Figure content listings
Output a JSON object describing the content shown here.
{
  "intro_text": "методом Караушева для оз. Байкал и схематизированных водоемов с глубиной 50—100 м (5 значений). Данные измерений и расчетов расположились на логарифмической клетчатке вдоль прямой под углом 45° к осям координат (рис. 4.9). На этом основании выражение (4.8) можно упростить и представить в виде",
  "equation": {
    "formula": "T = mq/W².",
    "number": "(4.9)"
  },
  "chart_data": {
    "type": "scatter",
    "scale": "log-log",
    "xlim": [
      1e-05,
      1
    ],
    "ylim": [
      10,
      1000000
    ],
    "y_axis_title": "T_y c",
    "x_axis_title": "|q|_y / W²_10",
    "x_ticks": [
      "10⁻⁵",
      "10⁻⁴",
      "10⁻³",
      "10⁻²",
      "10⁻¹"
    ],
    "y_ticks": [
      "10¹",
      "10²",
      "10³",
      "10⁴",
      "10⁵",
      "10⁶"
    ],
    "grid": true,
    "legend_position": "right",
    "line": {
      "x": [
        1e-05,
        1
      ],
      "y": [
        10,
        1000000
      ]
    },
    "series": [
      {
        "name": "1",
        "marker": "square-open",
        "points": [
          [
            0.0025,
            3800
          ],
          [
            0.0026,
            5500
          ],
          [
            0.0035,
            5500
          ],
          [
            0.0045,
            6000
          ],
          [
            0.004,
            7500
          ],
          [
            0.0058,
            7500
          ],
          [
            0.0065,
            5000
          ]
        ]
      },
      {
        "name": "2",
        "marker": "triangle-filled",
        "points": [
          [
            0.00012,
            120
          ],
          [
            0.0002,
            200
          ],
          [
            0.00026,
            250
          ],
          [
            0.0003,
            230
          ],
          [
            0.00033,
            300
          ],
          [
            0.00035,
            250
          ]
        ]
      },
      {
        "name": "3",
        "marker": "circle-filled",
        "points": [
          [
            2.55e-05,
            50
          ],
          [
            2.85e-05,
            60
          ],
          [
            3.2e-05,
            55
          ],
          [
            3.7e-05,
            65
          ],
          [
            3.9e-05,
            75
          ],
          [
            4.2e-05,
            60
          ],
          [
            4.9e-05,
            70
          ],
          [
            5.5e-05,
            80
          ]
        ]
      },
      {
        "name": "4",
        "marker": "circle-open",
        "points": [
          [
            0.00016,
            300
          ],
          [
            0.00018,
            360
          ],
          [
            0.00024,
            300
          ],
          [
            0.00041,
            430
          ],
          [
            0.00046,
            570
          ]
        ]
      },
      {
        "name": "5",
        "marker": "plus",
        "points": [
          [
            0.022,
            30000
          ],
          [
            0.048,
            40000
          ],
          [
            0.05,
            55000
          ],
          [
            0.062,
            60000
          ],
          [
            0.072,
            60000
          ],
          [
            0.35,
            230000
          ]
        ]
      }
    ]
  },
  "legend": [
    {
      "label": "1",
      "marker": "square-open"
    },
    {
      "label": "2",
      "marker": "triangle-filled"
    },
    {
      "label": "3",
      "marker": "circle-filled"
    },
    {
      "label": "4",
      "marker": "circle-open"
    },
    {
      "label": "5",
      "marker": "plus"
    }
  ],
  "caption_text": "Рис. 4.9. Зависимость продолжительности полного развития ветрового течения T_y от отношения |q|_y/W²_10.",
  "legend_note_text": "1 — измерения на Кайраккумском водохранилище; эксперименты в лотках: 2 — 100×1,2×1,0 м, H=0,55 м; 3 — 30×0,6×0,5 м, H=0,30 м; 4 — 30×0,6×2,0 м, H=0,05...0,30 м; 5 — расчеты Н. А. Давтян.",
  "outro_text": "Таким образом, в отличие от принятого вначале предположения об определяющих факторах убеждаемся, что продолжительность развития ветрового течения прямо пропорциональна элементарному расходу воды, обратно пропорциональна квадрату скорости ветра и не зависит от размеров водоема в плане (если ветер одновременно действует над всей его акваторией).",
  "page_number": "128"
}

__WHAT TO DO__
Exactly as written above, please repeat the entries.

__SOLUTION TO THE PROBLEM__
Output a JSON object describing the content shown here.
{
  "intro_text": "методом Караушева для оз. Байкал и схематизированных водоемов с глубиной 50—100 м (5 значений). Данные измерений и расчетов расположились на логарифмической клетчатке вдоль прямой под углом 45° к осям координат (рис. 4.9). На этом основании выражение (4.8) можно упростить и представить в виде",
  "equation": {
    "formula": "T = mq/W².",
    "number": "(4.9)"
  },
  "chart_data": {
    "type": "scatter",
    "scale": "log-log",
    "xlim": [
      1e-05,
      1
    ],
    "ylim": [
      10,
      1000000
    ],
    "y_axis_title": "T_y c",
    "x_axis_title": "|q|_y / W²_10",
    "x_ticks": [
      "10⁻⁵",
      "10⁻⁴",
      "10⁻³",
      "10⁻²",
      "10⁻¹"
    ],
    "y_ticks": [
      "10¹",
      "10²",
      "10³",
      "10⁴",
      "10⁵",
      "10⁶"
    ],
    "grid": true,
    "legend_position": "right",
    "line": {
      "x": [
        1e-05,
        1
      ],
      "y": [
        10,
        1000000
      ]
    },
    "series": [
      {
        "name": "1",
        "marker": "square-open",
        "points": [
          [
            0.0025,
            3800
          ],
          [
            0.0026,
            5500
          ],
          [
            0.0035,
            5500
          ],
          [
            0.0045,
            6000
          ],
          [
            0.004,
            7500
          ],
          [
            0.0058,
            7500
          ],
          [
            0.0065,
            5000
          ]
        ]
      },
      {
        "name": "2",
        "marker": "triangle-filled",
        "points": [
          [
            0.00012,
            120
          ],
          [
            0.0002,
            200
          ],
          [
            0.00026,
            250
          ],
          [
            0.0003,
            230
          ],
          [
            0.00033,
            300
          ],
          [
            0.00035,
            250
          ]
        ]
      },
      {
        "name": "3",
        "marker": "circle-filled",
        "points": [
          [
            2.55e-05,
            50
          ],
          [
            2.85e-05,
            60
          ],
          [
            3.2e-05,
            55
          ],
          [
            3.7e-05,
            65
          ],
          [
            3.9e-05,
            75
          ],
          [
            4.2e-05,
            60
          ],
          [
            4.9e-05,
            70
          ],
          [
            5.5e-05,
            80
          ]
        ]
      },
      {
        "name": "4",
        "marker": "circle-open",
        "points": [
          [
            0.00016,
            300
          ],
          [
            0.00018,
            360
          ],
          [
            0.00024,
            300
          ],
          [
            0.00041,
            430
          ],
          [
            0.00046,
            570
          ]
        ]
      },
      {
        "name": "5",
        "marker": "plus",
        "points": [
          [
            0.022,
            30000
          ],
          [
            0.048,
            40000
          ],
          [
            0.05,
            55000
          ],
          [
            0.062,
            60000
          ],
          [
            0.072,
            60000
          ],
          [
            0.35,
            230000
          ]
        ]
      }
    ]
  },
  "legend": [
    {
      "label": "1",
      "marker": "square-open"
    },
    {
      "label": "2",
      "marker": "triangle-filled"
    },
    {
      "label": "3",
      "marker": "circle-filled"
    },
    {
      "label": "4",
      "marker": "circle-open"
    },
    {
      "label": "5",
      "marker": "plus"
    }
  ],
  "caption_text": "Рис. 4.9. Зависимость продолжительности полного развития ветрового течения T_y от отношения |q|_y/W²_10.",
  "legend_note_text": "1 — измерения на Кайраккумском водохранилище; эксперименты в лотках: 2 — 100×1,2×1,0 м, H=0,55 м; 3 — 30×0,6×0,5 м, H=0,30 м; 4 — 30×0,6×2,0 м, H=0,05...0,30 м; 5 — расчеты Н. А. Давтян.",
  "outro_text": "Таким образом, в отличие от принятого вначале предположения об определяющих факторах убеждаемся, что продолжительность развития ветрового течения прямо пропорциональна элементарному расходу воды, обратно пропорциональна квадрату скорости ветра и не зависит от размеров водоема в плане (если ветер одновременно действует над всей его акваторией).",
  "page_number": "128"
}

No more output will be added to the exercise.